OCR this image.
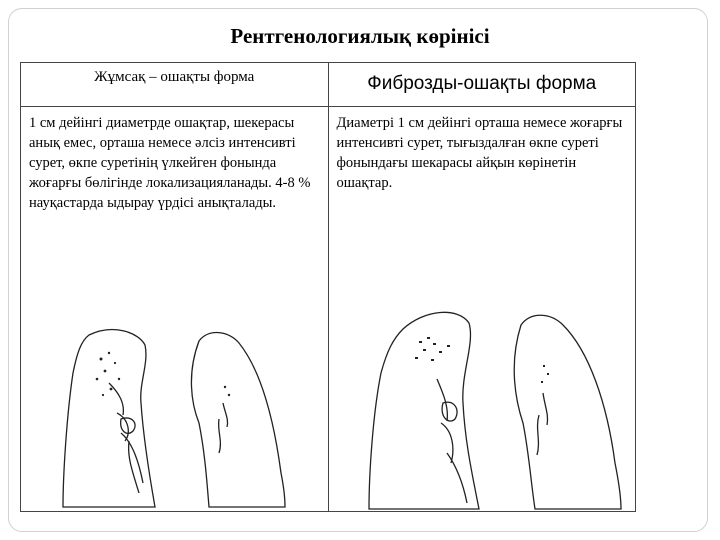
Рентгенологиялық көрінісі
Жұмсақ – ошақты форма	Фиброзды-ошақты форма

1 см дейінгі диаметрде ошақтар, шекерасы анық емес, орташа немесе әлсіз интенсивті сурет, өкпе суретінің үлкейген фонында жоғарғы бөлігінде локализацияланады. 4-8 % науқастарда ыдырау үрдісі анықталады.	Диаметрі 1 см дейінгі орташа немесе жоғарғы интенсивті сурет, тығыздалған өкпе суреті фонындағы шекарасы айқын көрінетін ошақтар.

* * *

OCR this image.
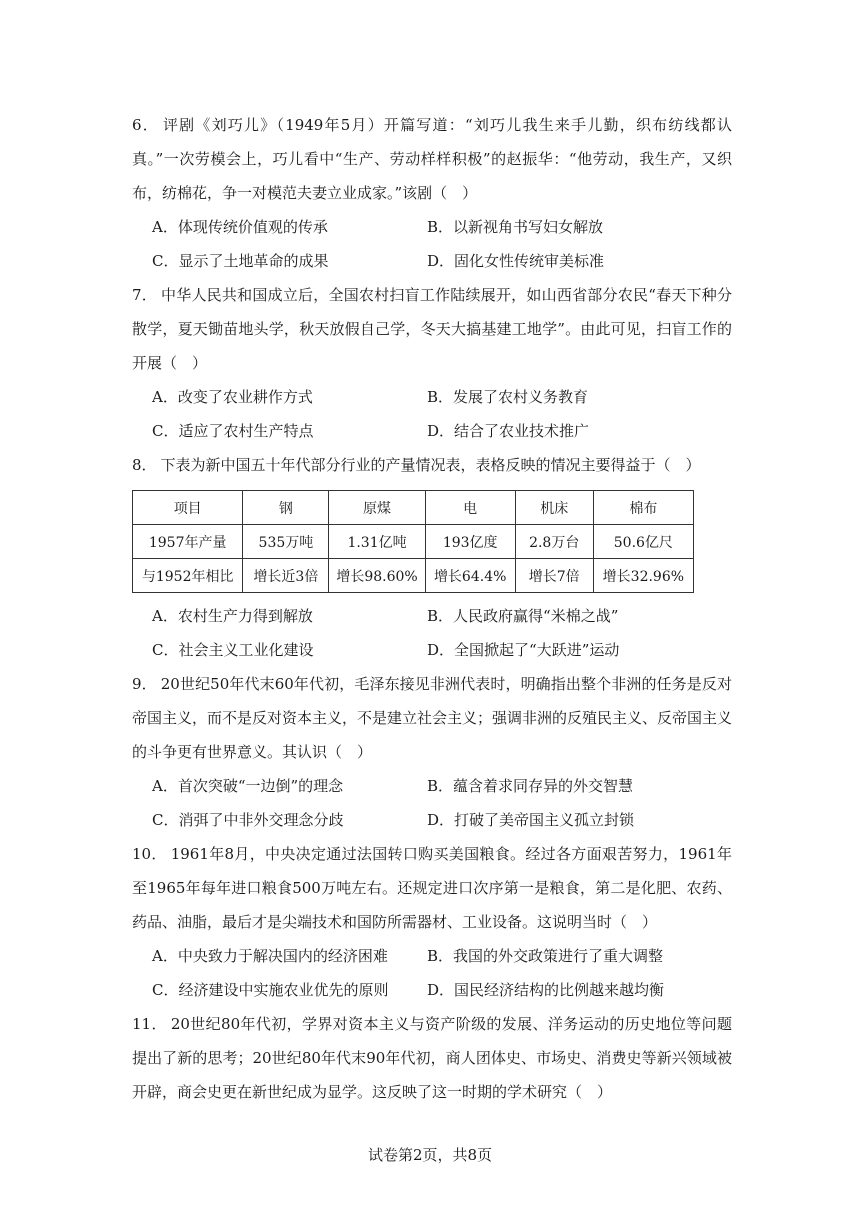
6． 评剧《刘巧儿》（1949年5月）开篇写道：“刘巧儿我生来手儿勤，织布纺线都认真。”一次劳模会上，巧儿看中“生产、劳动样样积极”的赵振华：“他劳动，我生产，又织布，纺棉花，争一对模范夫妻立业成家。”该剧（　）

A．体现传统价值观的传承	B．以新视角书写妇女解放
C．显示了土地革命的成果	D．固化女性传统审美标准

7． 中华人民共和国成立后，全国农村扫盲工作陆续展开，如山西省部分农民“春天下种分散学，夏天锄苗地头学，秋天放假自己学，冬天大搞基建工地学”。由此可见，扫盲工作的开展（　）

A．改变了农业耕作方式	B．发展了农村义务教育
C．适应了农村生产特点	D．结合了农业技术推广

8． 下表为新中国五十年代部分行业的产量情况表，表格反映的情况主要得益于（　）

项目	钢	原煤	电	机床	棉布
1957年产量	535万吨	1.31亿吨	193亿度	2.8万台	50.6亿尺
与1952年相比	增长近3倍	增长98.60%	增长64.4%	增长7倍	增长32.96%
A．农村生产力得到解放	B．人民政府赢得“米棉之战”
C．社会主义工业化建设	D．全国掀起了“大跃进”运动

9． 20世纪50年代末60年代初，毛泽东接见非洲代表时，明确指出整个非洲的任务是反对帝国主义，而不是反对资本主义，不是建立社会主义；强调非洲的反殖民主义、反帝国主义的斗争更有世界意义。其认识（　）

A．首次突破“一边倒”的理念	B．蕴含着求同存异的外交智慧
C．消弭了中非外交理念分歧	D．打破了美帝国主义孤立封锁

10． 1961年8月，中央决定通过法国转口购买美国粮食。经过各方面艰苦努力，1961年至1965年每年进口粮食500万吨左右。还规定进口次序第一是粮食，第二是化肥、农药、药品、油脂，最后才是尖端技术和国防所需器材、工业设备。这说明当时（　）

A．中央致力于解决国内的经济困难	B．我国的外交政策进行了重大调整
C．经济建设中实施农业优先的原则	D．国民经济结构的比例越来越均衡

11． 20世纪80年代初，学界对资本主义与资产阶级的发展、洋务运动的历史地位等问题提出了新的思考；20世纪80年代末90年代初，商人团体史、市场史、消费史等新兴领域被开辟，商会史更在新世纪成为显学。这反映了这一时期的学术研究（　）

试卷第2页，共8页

--

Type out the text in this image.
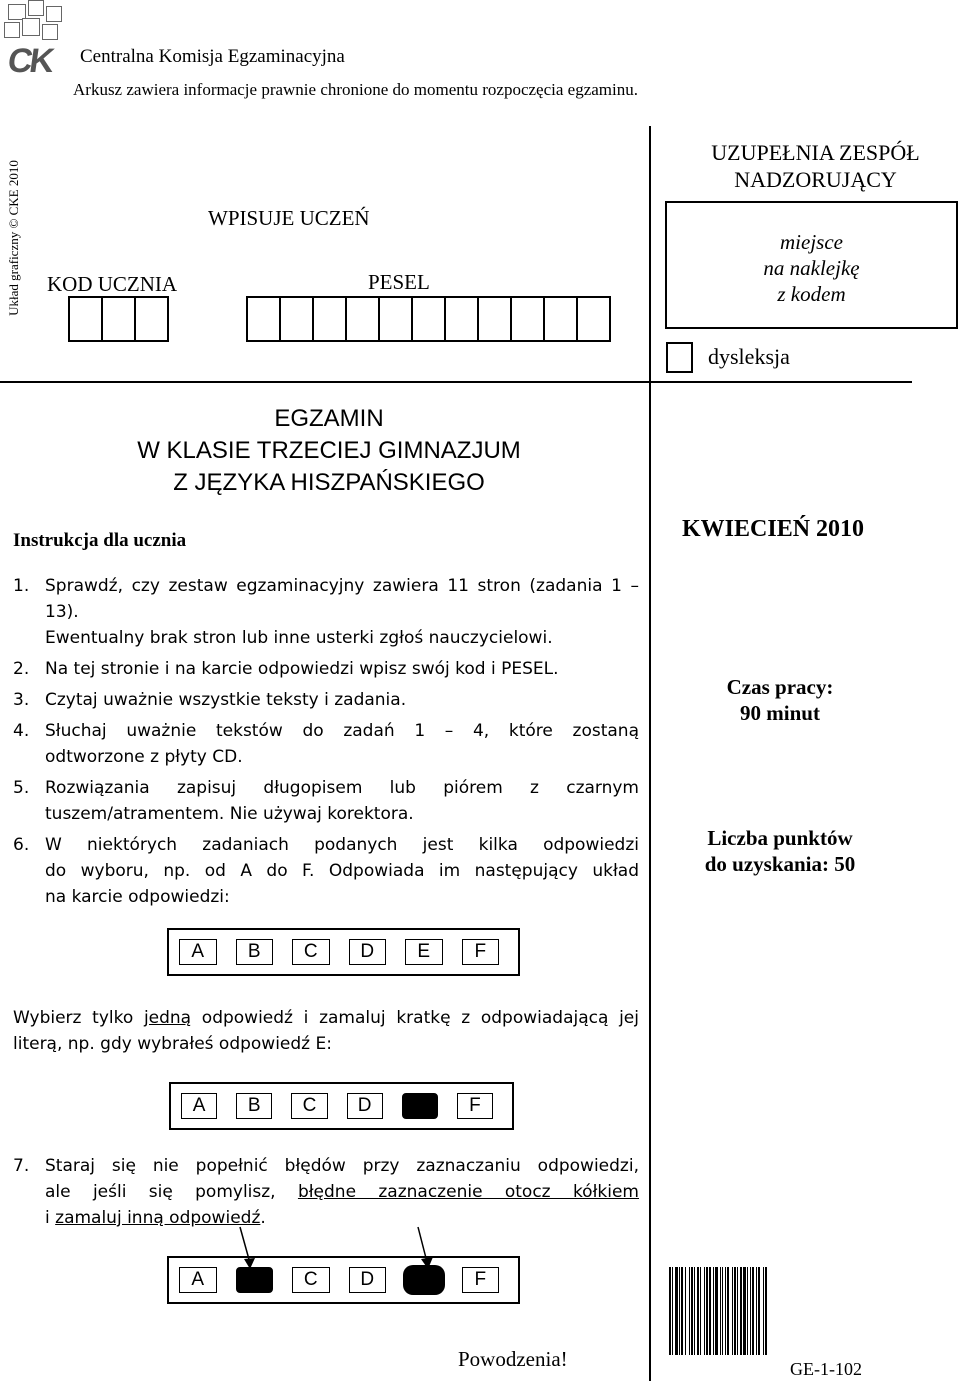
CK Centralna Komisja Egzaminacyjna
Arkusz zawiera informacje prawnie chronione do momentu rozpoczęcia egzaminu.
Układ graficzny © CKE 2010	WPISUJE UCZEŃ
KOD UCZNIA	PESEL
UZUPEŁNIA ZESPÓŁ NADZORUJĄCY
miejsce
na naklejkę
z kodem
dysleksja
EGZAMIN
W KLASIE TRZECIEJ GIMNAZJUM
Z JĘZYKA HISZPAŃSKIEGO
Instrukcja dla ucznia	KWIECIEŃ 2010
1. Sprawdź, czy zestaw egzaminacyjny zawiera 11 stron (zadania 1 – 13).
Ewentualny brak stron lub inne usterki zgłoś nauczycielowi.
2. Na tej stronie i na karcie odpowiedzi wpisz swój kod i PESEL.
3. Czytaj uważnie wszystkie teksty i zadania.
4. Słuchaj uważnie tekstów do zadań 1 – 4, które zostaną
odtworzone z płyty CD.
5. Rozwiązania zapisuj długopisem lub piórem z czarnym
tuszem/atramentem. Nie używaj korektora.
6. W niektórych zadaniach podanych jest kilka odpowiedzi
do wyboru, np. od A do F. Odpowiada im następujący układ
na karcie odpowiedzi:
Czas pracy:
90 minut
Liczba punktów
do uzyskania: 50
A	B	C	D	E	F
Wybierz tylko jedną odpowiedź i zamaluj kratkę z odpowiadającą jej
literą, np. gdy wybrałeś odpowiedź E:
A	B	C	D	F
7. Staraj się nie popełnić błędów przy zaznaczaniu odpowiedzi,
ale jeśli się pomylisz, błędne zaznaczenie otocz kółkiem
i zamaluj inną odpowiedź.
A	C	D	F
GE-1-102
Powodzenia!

Work to be completed: How many lines in these entries hold the string "uważnie"? Answer with the number alone.

Exercise response: 2